(Figure content listings)
────────

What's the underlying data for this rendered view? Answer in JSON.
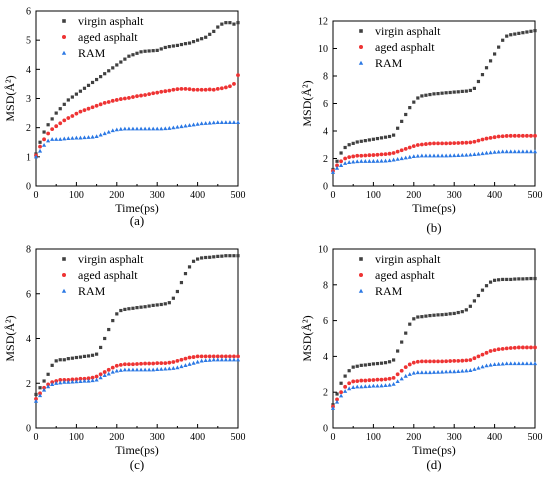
{
  "chart_data": [
    {
      "type": "scatter",
      "panel_label": "(a)",
      "xlabel": "Time(ps)",
      "ylabel": "MSD(Å²)",
      "xlim": [
        0,
        500
      ],
      "ylim": [
        0,
        6
      ],
      "xticks": [
        0,
        100,
        200,
        300,
        400,
        500
      ],
      "yticks": [
        0,
        1,
        2,
        3,
        4,
        5,
        6
      ],
      "legend_position": "top-left",
      "x": [
        0,
        10,
        20,
        30,
        40,
        50,
        60,
        70,
        80,
        90,
        100,
        110,
        120,
        130,
        140,
        150,
        160,
        170,
        180,
        190,
        200,
        210,
        220,
        230,
        240,
        250,
        260,
        270,
        280,
        290,
        300,
        310,
        320,
        330,
        340,
        350,
        360,
        370,
        380,
        390,
        400,
        410,
        420,
        430,
        440,
        450,
        460,
        470,
        480,
        490,
        500
      ],
      "series": [
        {
          "name": "virgin asphalt",
          "color": "#404040",
          "marker": "square",
          "values": [
            1.1,
            1.5,
            1.85,
            2.1,
            2.3,
            2.5,
            2.65,
            2.8,
            2.95,
            3.05,
            3.15,
            3.25,
            3.35,
            3.45,
            3.55,
            3.65,
            3.75,
            3.85,
            3.95,
            4.05,
            4.15,
            4.25,
            4.35,
            4.45,
            4.5,
            4.55,
            4.6,
            4.62,
            4.63,
            4.64,
            4.65,
            4.7,
            4.75,
            4.78,
            4.8,
            4.82,
            4.85,
            4.88,
            4.9,
            4.95,
            5.0,
            5.05,
            5.1,
            5.2,
            5.3,
            5.45,
            5.55,
            5.6,
            5.6,
            5.55,
            5.6
          ]
        },
        {
          "name": "aged asphalt",
          "color": "#ee3333",
          "marker": "circle",
          "values": [
            1.05,
            1.35,
            1.6,
            1.8,
            1.95,
            2.05,
            2.15,
            2.25,
            2.33,
            2.4,
            2.48,
            2.55,
            2.6,
            2.65,
            2.7,
            2.75,
            2.8,
            2.85,
            2.88,
            2.92,
            2.95,
            2.98,
            3.0,
            3.02,
            3.05,
            3.08,
            3.1,
            3.12,
            3.15,
            3.18,
            3.2,
            3.23,
            3.25,
            3.27,
            3.3,
            3.32,
            3.33,
            3.33,
            3.32,
            3.3,
            3.3,
            3.3,
            3.3,
            3.31,
            3.3,
            3.33,
            3.35,
            3.38,
            3.42,
            3.5,
            3.8
          ]
        },
        {
          "name": "RAM",
          "color": "#2b78e4",
          "marker": "triangle",
          "values": [
            1.0,
            1.2,
            1.4,
            1.55,
            1.6,
            1.6,
            1.6,
            1.62,
            1.63,
            1.64,
            1.65,
            1.65,
            1.66,
            1.67,
            1.68,
            1.7,
            1.75,
            1.8,
            1.85,
            1.9,
            1.93,
            1.95,
            1.96,
            1.96,
            1.96,
            1.96,
            1.96,
            1.96,
            1.96,
            1.96,
            1.96,
            1.96,
            1.97,
            1.98,
            2.0,
            2.02,
            2.04,
            2.06,
            2.08,
            2.1,
            2.12,
            2.14,
            2.15,
            2.16,
            2.17,
            2.18,
            2.18,
            2.18,
            2.18,
            2.18,
            2.18
          ]
        }
      ]
    },
    {
      "type": "scatter",
      "panel_label": "(b)",
      "xlabel": "Time(ps)",
      "ylabel": "MSD(Å²)",
      "xlim": [
        0,
        500
      ],
      "ylim": [
        0,
        12
      ],
      "xticks": [
        0,
        100,
        200,
        300,
        400,
        500
      ],
      "yticks": [
        0,
        2,
        4,
        6,
        8,
        10,
        12
      ],
      "legend_position": "top-left",
      "x": [
        0,
        10,
        20,
        30,
        40,
        50,
        60,
        70,
        80,
        90,
        100,
        110,
        120,
        130,
        140,
        150,
        160,
        170,
        180,
        190,
        200,
        210,
        220,
        230,
        240,
        250,
        260,
        270,
        280,
        290,
        300,
        310,
        320,
        330,
        340,
        350,
        360,
        370,
        380,
        390,
        400,
        410,
        420,
        430,
        440,
        450,
        460,
        470,
        480,
        490,
        500
      ],
      "series": [
        {
          "name": "virgin asphalt",
          "color": "#404040",
          "marker": "square",
          "values": [
            1.2,
            1.8,
            2.4,
            2.8,
            3.0,
            3.1,
            3.2,
            3.25,
            3.3,
            3.35,
            3.4,
            3.45,
            3.5,
            3.55,
            3.6,
            3.7,
            4.2,
            4.7,
            5.2,
            5.7,
            6.1,
            6.4,
            6.55,
            6.6,
            6.65,
            6.7,
            6.72,
            6.75,
            6.78,
            6.8,
            6.83,
            6.85,
            6.88,
            6.9,
            6.95,
            7.1,
            7.6,
            8.1,
            8.6,
            9.1,
            9.6,
            10.1,
            10.6,
            10.9,
            11.0,
            11.05,
            11.1,
            11.15,
            11.2,
            11.25,
            11.3
          ]
        },
        {
          "name": "aged asphalt",
          "color": "#ee3333",
          "marker": "circle",
          "values": [
            1.1,
            1.5,
            1.8,
            2.0,
            2.1,
            2.15,
            2.2,
            2.2,
            2.22,
            2.24,
            2.25,
            2.27,
            2.3,
            2.32,
            2.35,
            2.4,
            2.5,
            2.6,
            2.7,
            2.8,
            2.9,
            2.98,
            3.02,
            3.05,
            3.08,
            3.1,
            3.1,
            3.1,
            3.1,
            3.11,
            3.12,
            3.13,
            3.14,
            3.15,
            3.17,
            3.22,
            3.3,
            3.38,
            3.45,
            3.5,
            3.55,
            3.6,
            3.62,
            3.64,
            3.65,
            3.65,
            3.65,
            3.65,
            3.65,
            3.65,
            3.65
          ]
        },
        {
          "name": "RAM",
          "color": "#2b78e4",
          "marker": "triangle",
          "values": [
            1.0,
            1.3,
            1.5,
            1.65,
            1.72,
            1.75,
            1.78,
            1.8,
            1.8,
            1.8,
            1.8,
            1.81,
            1.82,
            1.83,
            1.85,
            1.9,
            1.95,
            2.0,
            2.05,
            2.1,
            2.15,
            2.18,
            2.2,
            2.2,
            2.2,
            2.2,
            2.2,
            2.2,
            2.2,
            2.21,
            2.22,
            2.23,
            2.24,
            2.25,
            2.27,
            2.3,
            2.33,
            2.36,
            2.4,
            2.43,
            2.46,
            2.48,
            2.5,
            2.5,
            2.5,
            2.5,
            2.5,
            2.5,
            2.5,
            2.5,
            2.5
          ]
        }
      ]
    },
    {
      "type": "scatter",
      "panel_label": "(c)",
      "xlabel": "Time(ps)",
      "ylabel": "MSD(Å²)",
      "xlim": [
        0,
        500
      ],
      "ylim": [
        0,
        8
      ],
      "xticks": [
        0,
        100,
        200,
        300,
        400,
        500
      ],
      "yticks": [
        0,
        2,
        4,
        6,
        8
      ],
      "legend_position": "top-left",
      "x": [
        0,
        10,
        20,
        30,
        40,
        50,
        60,
        70,
        80,
        90,
        100,
        110,
        120,
        130,
        140,
        150,
        160,
        170,
        180,
        190,
        200,
        210,
        220,
        230,
        240,
        250,
        260,
        270,
        280,
        290,
        300,
        310,
        320,
        330,
        340,
        350,
        360,
        370,
        380,
        390,
        400,
        410,
        420,
        430,
        440,
        450,
        460,
        470,
        480,
        490,
        500
      ],
      "series": [
        {
          "name": "virgin asphalt",
          "color": "#404040",
          "marker": "square",
          "values": [
            1.5,
            1.8,
            2.1,
            2.4,
            2.8,
            3.0,
            3.05,
            3.05,
            3.1,
            3.12,
            3.15,
            3.17,
            3.2,
            3.22,
            3.25,
            3.3,
            3.6,
            4.0,
            4.4,
            4.8,
            5.1,
            5.25,
            5.3,
            5.33,
            5.35,
            5.38,
            5.4,
            5.42,
            5.45,
            5.48,
            5.5,
            5.52,
            5.55,
            5.6,
            5.8,
            6.1,
            6.5,
            6.9,
            7.2,
            7.45,
            7.55,
            7.6,
            7.62,
            7.63,
            7.65,
            7.67,
            7.68,
            7.7,
            7.7,
            7.7,
            7.7
          ]
        },
        {
          "name": "aged asphalt",
          "color": "#ee3333",
          "marker": "circle",
          "values": [
            1.3,
            1.55,
            1.8,
            1.95,
            2.05,
            2.1,
            2.15,
            2.15,
            2.15,
            2.17,
            2.18,
            2.2,
            2.2,
            2.22,
            2.25,
            2.3,
            2.4,
            2.5,
            2.6,
            2.7,
            2.78,
            2.82,
            2.85,
            2.85,
            2.85,
            2.86,
            2.87,
            2.88,
            2.88,
            2.88,
            2.9,
            2.9,
            2.9,
            2.92,
            2.95,
            3.0,
            3.05,
            3.1,
            3.15,
            3.17,
            3.2,
            3.2,
            3.2,
            3.2,
            3.2,
            3.2,
            3.2,
            3.2,
            3.2,
            3.2,
            3.2
          ]
        },
        {
          "name": "RAM",
          "color": "#2b78e4",
          "marker": "triangle",
          "values": [
            1.2,
            1.45,
            1.7,
            1.85,
            1.95,
            2.0,
            2.02,
            2.05,
            2.05,
            2.06,
            2.07,
            2.08,
            2.1,
            2.1,
            2.12,
            2.15,
            2.25,
            2.35,
            2.42,
            2.5,
            2.55,
            2.58,
            2.6,
            2.6,
            2.6,
            2.6,
            2.6,
            2.6,
            2.6,
            2.6,
            2.62,
            2.63,
            2.64,
            2.65,
            2.67,
            2.7,
            2.75,
            2.8,
            2.85,
            2.9,
            2.95,
            3.0,
            3.02,
            3.03,
            3.05,
            3.05,
            3.05,
            3.05,
            3.05,
            3.05,
            3.05
          ]
        }
      ]
    },
    {
      "type": "scatter",
      "panel_label": "(d)",
      "xlabel": "Time(ps)",
      "ylabel": "MSD(Å²)",
      "xlim": [
        0,
        500
      ],
      "ylim": [
        0,
        10
      ],
      "xticks": [
        0,
        100,
        200,
        300,
        400,
        500
      ],
      "yticks": [
        0,
        2,
        4,
        6,
        8,
        10
      ],
      "legend_position": "top-left",
      "x": [
        0,
        10,
        20,
        30,
        40,
        50,
        60,
        70,
        80,
        90,
        100,
        110,
        120,
        130,
        140,
        150,
        160,
        170,
        180,
        190,
        200,
        210,
        220,
        230,
        240,
        250,
        260,
        270,
        280,
        290,
        300,
        310,
        320,
        330,
        340,
        350,
        360,
        370,
        380,
        390,
        400,
        410,
        420,
        430,
        440,
        450,
        460,
        470,
        480,
        490,
        500
      ],
      "series": [
        {
          "name": "virgin asphalt",
          "color": "#404040",
          "marker": "square",
          "values": [
            1.3,
            1.9,
            2.5,
            2.9,
            3.2,
            3.4,
            3.45,
            3.5,
            3.52,
            3.55,
            3.58,
            3.6,
            3.62,
            3.65,
            3.7,
            3.8,
            4.3,
            4.8,
            5.3,
            5.8,
            6.1,
            6.2,
            6.22,
            6.25,
            6.28,
            6.3,
            6.32,
            6.33,
            6.35,
            6.38,
            6.4,
            6.45,
            6.5,
            6.6,
            6.8,
            7.1,
            7.4,
            7.7,
            7.95,
            8.15,
            8.25,
            8.28,
            8.3,
            8.3,
            8.3,
            8.32,
            8.33,
            8.33,
            8.34,
            8.35,
            8.35
          ]
        },
        {
          "name": "aged asphalt",
          "color": "#ee3333",
          "marker": "circle",
          "values": [
            1.2,
            1.6,
            2.0,
            2.3,
            2.5,
            2.6,
            2.62,
            2.65,
            2.65,
            2.67,
            2.68,
            2.7,
            2.7,
            2.72,
            2.75,
            2.8,
            3.0,
            3.2,
            3.4,
            3.55,
            3.65,
            3.7,
            3.72,
            3.72,
            3.72,
            3.72,
            3.72,
            3.72,
            3.73,
            3.74,
            3.75,
            3.75,
            3.76,
            3.78,
            3.8,
            3.9,
            4.0,
            4.1,
            4.2,
            4.3,
            4.35,
            4.4,
            4.42,
            4.45,
            4.47,
            4.48,
            4.5,
            4.5,
            4.5,
            4.5,
            4.5
          ]
        },
        {
          "name": "RAM",
          "color": "#2b78e4",
          "marker": "triangle",
          "values": [
            1.1,
            1.45,
            1.8,
            2.05,
            2.2,
            2.27,
            2.3,
            2.3,
            2.32,
            2.33,
            2.35,
            2.35,
            2.36,
            2.38,
            2.4,
            2.45,
            2.6,
            2.75,
            2.9,
            3.0,
            3.07,
            3.1,
            3.1,
            3.1,
            3.1,
            3.11,
            3.12,
            3.13,
            3.14,
            3.15,
            3.15,
            3.16,
            3.18,
            3.2,
            3.22,
            3.28,
            3.35,
            3.42,
            3.48,
            3.52,
            3.55,
            3.57,
            3.58,
            3.6,
            3.6,
            3.6,
            3.6,
            3.6,
            3.6,
            3.6,
            3.6
          ]
        }
      ]
    }
  ]
}
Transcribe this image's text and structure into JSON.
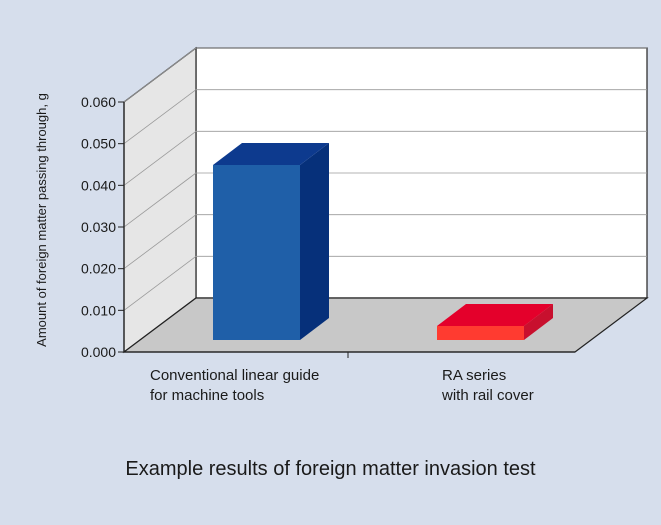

────────

* Required work: From the material above, gather all lines that include the string "this" and copy them.

* The solution:
What's the underlying data for this rendered view? Answer in JSON.
Transcribe this image's text and structure into JSON.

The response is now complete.